** BEGIN RECORDS SUPPLIED **
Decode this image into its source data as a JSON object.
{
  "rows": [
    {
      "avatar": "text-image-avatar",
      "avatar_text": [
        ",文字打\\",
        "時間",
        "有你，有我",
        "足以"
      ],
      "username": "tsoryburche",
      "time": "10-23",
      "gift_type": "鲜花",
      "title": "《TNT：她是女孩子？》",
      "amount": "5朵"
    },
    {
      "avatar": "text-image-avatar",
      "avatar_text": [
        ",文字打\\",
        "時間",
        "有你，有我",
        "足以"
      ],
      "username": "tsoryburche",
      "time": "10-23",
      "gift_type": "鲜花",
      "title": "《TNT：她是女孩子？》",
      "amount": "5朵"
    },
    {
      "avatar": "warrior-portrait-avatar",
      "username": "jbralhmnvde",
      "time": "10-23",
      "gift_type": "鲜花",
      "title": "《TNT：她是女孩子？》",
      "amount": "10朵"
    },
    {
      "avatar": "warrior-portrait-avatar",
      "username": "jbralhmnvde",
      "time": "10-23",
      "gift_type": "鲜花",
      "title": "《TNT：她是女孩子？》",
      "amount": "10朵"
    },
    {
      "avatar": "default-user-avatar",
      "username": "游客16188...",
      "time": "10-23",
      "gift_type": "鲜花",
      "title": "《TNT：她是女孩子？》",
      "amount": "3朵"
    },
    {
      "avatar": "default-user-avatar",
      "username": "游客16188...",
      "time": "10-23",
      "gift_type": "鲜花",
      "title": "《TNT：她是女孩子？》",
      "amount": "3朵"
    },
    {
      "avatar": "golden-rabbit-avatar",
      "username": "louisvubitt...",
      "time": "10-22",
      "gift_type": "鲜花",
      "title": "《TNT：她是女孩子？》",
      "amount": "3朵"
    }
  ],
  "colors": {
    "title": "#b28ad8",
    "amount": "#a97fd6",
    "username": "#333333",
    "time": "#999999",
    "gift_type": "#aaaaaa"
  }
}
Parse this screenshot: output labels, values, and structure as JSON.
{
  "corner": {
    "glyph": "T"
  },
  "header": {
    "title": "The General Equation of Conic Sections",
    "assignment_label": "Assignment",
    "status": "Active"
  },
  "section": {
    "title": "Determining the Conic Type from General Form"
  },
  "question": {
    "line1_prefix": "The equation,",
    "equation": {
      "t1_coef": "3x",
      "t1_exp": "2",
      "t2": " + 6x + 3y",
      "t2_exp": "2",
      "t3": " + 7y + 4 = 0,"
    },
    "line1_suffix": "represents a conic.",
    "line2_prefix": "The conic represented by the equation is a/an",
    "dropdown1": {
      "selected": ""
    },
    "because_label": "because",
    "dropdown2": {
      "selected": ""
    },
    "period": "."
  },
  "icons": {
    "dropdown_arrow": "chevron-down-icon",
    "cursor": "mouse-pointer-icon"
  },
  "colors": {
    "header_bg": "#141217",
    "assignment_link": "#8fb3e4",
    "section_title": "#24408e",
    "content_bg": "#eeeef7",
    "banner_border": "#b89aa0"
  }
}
** END RECORDS SUPPLIED **
* WRITTEN PROBLEM
Reproduce the material above exactly; please quote every line of it.

* COMPLETED EXERCISE
Decode this image into its source data as a JSON object.
{
  "rows": [
    {
      "avatar": "text-image-avatar",
      "avatar_text": [
        ",文字打\\",
        "時間",
        "有你，有我",
        "足以"
      ],
      "username": "tsoryburche",
      "time": "10-23",
      "gift_type": "鲜花",
      "title": "《TNT：她是女孩子？》",
      "amount": "5朵"
    },
    {
      "avatar": "text-image-avatar",
      "avatar_text": [
        ",文字打\\",
        "時間",
        "有你，有我",
        "足以"
      ],
      "username": "tsoryburche",
      "time": "10-23",
      "gift_type": "鲜花",
      "title": "《TNT：她是女孩子？》",
      "amount": "5朵"
    },
    {
      "avatar": "warrior-portrait-avatar",
      "username": "jbralhmnvde",
      "time": "10-23",
      "gift_type": "鲜花",
      "title": "《TNT：她是女孩子？》",
      "amount": "10朵"
    },
    {
      "avatar": "warrior-portrait-avatar",
      "username": "jbralhmnvde",
      "time": "10-23",
      "gift_type": "鲜花",
      "title": "《TNT：她是女孩子？》",
      "amount": "10朵"
    },
    {
      "avatar": "default-user-avatar",
      "username": "游客16188...",
      "time": "10-23",
      "gift_type": "鲜花",
      "title": "《TNT：她是女孩子？》",
      "amount": "3朵"
    },
    {
      "avatar": "default-user-avatar",
      "username": "游客16188...",
      "time": "10-23",
      "gift_type": "鲜花",
      "title": "《TNT：她是女孩子？》",
      "amount": "3朵"
    },
    {
      "avatar": "golden-rabbit-avatar",
      "username": "louisvubitt...",
      "time": "10-22",
      "gift_type": "鲜花",
      "title": "《TNT：她是女孩子？》",
      "amount": "3朵"
    }
  ],
  "colors": {
    "title": "#b28ad8",
    "amount": "#a97fd6",
    "username": "#333333",
    "time": "#999999",
    "gift_type": "#aaaaaa"
  }
}
Parse this screenshot: output labels, values, and structure as JSON.
{
  "corner": {
    "glyph": "T"
  },
  "header": {
    "title": "The General Equation of Conic Sections",
    "assignment_label": "Assignment",
    "status": "Active"
  },
  "section": {
    "title": "Determining the Conic Type from General Form"
  },
  "question": {
    "line1_prefix": "The equation,",
    "equation": {
      "t1_coef": "3x",
      "t1_exp": "2",
      "t2": " + 6x + 3y",
      "t2_exp": "2",
      "t3": " + 7y + 4 = 0,"
    },
    "line1_suffix": "represents a conic.",
    "line2_prefix": "The conic represented by the equation is a/an",
    "dropdown1": {
      "selected": ""
    },
    "because_label": "because",
    "dropdown2": {
      "selected": ""
    },
    "period": "."
  },
  "icons": {
    "dropdown_arrow": "chevron-down-icon",
    "cursor": "mouse-pointer-icon"
  },
  "colors": {
    "header_bg": "#141217",
    "assignment_link": "#8fb3e4",
    "section_title": "#24408e",
    "content_bg": "#eeeef7",
    "banner_border": "#b89aa0"
  }
}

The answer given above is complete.